PROBLEM STATEMENT — Collect all lines from the listing that include the string "JSON".

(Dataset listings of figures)
★ ★ ★

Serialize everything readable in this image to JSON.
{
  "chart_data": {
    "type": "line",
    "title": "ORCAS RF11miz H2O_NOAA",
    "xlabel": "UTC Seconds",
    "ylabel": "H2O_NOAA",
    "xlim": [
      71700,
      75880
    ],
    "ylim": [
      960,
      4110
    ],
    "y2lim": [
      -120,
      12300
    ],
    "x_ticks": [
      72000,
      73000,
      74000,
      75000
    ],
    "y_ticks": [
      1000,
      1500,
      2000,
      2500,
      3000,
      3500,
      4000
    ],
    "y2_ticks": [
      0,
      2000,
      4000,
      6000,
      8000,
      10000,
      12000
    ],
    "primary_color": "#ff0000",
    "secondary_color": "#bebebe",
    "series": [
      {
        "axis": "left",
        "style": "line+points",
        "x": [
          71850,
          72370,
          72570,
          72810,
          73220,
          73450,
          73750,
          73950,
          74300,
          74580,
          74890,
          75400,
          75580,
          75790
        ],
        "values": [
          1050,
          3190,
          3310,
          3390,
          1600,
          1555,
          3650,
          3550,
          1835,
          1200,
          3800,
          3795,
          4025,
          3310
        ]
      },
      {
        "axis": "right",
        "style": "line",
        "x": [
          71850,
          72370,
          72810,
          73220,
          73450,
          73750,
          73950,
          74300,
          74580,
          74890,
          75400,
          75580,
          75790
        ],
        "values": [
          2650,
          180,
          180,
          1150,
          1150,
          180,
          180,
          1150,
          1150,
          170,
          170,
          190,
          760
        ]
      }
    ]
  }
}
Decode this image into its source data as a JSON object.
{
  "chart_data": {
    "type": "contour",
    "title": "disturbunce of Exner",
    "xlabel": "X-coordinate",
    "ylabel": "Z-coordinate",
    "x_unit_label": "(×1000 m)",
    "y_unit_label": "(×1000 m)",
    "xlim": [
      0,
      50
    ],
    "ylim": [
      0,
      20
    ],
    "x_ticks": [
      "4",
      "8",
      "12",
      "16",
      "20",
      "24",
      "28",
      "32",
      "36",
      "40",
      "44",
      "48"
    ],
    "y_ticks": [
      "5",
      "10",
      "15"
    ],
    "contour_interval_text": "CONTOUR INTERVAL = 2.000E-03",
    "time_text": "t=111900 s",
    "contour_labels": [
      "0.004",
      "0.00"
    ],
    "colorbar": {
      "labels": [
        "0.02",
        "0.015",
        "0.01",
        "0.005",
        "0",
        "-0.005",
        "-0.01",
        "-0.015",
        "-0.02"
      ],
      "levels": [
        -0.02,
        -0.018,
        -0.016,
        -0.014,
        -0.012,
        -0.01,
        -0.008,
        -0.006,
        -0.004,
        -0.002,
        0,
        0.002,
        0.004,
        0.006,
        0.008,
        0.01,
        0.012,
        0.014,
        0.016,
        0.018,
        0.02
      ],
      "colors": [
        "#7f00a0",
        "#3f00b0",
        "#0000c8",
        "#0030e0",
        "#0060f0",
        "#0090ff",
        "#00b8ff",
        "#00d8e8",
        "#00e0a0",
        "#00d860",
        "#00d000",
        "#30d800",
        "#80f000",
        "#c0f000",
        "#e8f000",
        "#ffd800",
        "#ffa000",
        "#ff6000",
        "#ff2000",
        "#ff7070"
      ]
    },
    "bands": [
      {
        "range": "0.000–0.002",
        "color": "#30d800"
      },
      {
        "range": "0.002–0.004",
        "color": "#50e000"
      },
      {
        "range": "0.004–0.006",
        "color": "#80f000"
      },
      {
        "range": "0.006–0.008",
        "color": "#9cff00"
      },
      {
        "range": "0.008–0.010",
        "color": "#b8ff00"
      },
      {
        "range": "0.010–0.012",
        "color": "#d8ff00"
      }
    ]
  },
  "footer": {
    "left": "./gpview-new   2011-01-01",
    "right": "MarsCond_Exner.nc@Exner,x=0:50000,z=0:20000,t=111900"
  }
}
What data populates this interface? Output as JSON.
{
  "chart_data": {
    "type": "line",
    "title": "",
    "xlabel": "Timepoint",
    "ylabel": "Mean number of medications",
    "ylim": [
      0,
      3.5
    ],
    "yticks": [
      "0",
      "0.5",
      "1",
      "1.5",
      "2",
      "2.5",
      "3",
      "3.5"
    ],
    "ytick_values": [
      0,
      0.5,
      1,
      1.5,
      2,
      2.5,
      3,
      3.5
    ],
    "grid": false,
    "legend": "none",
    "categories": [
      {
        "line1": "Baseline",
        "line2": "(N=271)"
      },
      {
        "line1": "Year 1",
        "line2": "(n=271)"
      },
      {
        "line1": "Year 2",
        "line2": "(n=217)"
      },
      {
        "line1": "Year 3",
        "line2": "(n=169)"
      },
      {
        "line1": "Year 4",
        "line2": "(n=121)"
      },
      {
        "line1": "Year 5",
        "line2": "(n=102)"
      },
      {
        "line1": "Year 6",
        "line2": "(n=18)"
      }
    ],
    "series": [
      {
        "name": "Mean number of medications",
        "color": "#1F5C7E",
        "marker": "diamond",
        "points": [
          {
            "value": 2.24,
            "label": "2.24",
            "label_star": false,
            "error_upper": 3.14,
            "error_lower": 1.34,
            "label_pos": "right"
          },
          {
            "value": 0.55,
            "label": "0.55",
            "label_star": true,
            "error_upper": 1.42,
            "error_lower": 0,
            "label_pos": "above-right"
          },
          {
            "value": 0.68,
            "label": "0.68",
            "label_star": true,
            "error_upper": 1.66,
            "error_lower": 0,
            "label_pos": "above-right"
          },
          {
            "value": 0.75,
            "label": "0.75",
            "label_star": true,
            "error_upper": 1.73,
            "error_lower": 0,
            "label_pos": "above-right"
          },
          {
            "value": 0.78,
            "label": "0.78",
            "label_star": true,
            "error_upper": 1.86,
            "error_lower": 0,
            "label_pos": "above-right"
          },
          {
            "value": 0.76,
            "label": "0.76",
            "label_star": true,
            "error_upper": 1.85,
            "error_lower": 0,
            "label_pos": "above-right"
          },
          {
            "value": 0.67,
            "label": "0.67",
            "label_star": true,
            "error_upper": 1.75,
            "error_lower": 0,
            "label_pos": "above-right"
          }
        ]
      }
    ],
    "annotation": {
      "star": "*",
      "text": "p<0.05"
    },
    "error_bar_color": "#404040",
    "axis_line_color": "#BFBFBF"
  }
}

★ ★ ★

FINISHED ANSWER —
Serialize everything readable in this image to JSON.
Decode this image into its source data as a JSON object.
What data populates this interface? Output as JSON.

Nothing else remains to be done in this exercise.